BEGIN Source document

Implementation:Ggml org Ggml Zendnn backend
| File Name | src/ggml-zendnn/ggml-zendnn.cpp
|
| Repository | ggml-org/ggml |
| Lines | 469 |
| Language | C++ |
| Domain Tags | ML_Infrastructure, Hardware_Abstraction, AMD_CPU |
| Status | Active |
| Last Updated | 2025-05-15 12:00 GMT |
| Knowledge Sources | ggml-org/ggml repository |
Overview
ggml-zendnn.cpp implements the ZenDNN backend for optimized matrix multiplication on AMD Zen CPUs via the ZenDNN library's low-overhead hardware abstraction. This focused backend (469 lines) accelerates the dominant matrix multiplication workload on AMD Zen processors using the "lowoha" (Low-Overhead Hardware Abstraction) path.
Description
The ggml_backend_zendnn_context holds thread count and a work buffer. A template function ggml_to_zendnn_type maps C++ types (float, ggml_bf16_t) to zendnnl::common::data_type_t.
The core ggml_zendnn_matmul template function uses zendnnl::lowoha::matmul_direct with:
- Row-major layout
- Transposed weights (column-major to row-major via
truetranspose flag) alpha=1.0,beta=0.0is_weights_const=truefor weight transformation caching across calls
The ggml_zendnn_sgemm dispatcher selects type-specific instantiations:
- F32 x F32 -> F32
- BF16 x BF16 -> BF16
- BF16 x BF16 -> F32
Usage
#include "ggml-backend.h"
int main(void) {
ggml_backend_load_all();
// ZenDNN backend registers on AMD Zen systems with ZenDNN installed
ggml_backend_t backend = ggml_backend_init_best();
// ...

END Source document
BEGIN Available data

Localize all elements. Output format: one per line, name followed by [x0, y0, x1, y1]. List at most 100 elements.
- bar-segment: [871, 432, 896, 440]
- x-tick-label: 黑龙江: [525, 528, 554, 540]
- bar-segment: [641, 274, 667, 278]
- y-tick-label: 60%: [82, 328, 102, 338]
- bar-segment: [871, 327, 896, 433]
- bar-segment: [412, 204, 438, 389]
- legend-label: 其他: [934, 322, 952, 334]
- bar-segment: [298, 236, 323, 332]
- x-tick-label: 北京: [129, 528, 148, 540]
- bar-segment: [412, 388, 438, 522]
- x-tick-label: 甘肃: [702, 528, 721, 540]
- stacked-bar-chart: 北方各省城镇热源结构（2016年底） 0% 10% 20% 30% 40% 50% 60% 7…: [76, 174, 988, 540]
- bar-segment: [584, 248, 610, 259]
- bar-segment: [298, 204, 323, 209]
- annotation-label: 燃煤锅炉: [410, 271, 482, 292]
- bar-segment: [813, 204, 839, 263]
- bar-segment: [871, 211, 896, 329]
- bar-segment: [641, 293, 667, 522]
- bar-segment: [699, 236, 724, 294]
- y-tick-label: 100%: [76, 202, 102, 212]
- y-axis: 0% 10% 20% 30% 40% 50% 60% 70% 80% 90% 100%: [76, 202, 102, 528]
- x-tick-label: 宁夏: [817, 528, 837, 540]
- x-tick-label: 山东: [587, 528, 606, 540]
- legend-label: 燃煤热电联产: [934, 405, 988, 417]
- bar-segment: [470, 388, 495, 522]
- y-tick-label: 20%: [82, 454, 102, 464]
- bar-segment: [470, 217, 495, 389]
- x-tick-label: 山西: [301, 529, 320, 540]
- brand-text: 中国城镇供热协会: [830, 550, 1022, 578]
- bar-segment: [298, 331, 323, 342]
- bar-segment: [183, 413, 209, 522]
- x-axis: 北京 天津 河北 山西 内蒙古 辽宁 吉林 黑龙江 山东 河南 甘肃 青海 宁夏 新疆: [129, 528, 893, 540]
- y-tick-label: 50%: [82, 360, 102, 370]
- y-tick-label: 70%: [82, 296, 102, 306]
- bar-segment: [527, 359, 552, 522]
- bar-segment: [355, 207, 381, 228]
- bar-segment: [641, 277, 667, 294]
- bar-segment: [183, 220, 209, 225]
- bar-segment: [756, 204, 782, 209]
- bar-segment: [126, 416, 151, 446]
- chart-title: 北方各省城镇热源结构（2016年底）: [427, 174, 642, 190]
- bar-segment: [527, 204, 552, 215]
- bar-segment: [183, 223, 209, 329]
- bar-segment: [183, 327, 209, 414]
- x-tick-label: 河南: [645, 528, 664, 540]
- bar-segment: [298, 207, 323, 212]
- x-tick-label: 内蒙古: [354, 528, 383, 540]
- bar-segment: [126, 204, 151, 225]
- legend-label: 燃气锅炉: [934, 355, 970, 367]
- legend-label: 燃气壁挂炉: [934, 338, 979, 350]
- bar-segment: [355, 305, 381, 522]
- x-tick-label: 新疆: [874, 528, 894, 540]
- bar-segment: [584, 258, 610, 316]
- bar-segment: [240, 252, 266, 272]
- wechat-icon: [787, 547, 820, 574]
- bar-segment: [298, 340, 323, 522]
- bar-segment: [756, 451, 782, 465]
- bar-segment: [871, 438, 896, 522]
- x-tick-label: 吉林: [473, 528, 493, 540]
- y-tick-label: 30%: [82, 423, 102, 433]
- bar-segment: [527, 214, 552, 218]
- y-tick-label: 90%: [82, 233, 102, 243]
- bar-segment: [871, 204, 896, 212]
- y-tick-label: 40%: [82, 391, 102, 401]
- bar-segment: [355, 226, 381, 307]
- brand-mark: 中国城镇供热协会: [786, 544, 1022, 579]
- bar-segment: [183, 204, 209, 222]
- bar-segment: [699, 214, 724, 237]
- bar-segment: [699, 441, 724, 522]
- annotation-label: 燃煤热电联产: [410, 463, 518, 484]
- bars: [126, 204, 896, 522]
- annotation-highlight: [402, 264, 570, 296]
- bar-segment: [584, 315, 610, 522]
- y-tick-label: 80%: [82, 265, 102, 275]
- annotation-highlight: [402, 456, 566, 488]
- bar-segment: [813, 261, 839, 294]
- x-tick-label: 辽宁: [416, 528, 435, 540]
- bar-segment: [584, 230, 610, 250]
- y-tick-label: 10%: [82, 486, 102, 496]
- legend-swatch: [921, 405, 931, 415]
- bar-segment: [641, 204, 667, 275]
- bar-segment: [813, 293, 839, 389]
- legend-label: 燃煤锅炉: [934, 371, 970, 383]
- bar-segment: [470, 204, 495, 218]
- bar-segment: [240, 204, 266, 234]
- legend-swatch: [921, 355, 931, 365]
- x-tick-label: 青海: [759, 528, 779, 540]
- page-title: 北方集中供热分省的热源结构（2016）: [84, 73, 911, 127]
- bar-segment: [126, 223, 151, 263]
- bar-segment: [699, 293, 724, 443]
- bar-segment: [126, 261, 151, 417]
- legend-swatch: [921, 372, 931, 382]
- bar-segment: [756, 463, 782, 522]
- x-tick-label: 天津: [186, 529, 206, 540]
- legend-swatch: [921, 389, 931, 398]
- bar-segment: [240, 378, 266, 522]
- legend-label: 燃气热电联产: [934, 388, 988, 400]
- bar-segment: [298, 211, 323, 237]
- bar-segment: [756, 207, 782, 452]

END Available data

## Parts of the exercise
A - According to the ZenDNN backend page, what does ggml_backend_zendnn_context hold?
B - Transcribe everything in the ZenDNN backend page from "Description" down to "ggml_bf16_t) to zendnnl::common::data_type_t.".
The records come from a source other than the ZenDNN backend page.

## Answers for the exercise
A - It holds the thread count and a work buffer.

B -
Description
The ggml_backend_zendnn_context holds thread count and a work buffer. A template function ggml_to_zendnn_type maps C++ types (float, ggml_bf16_t) to zendnnl::common::data_type_t.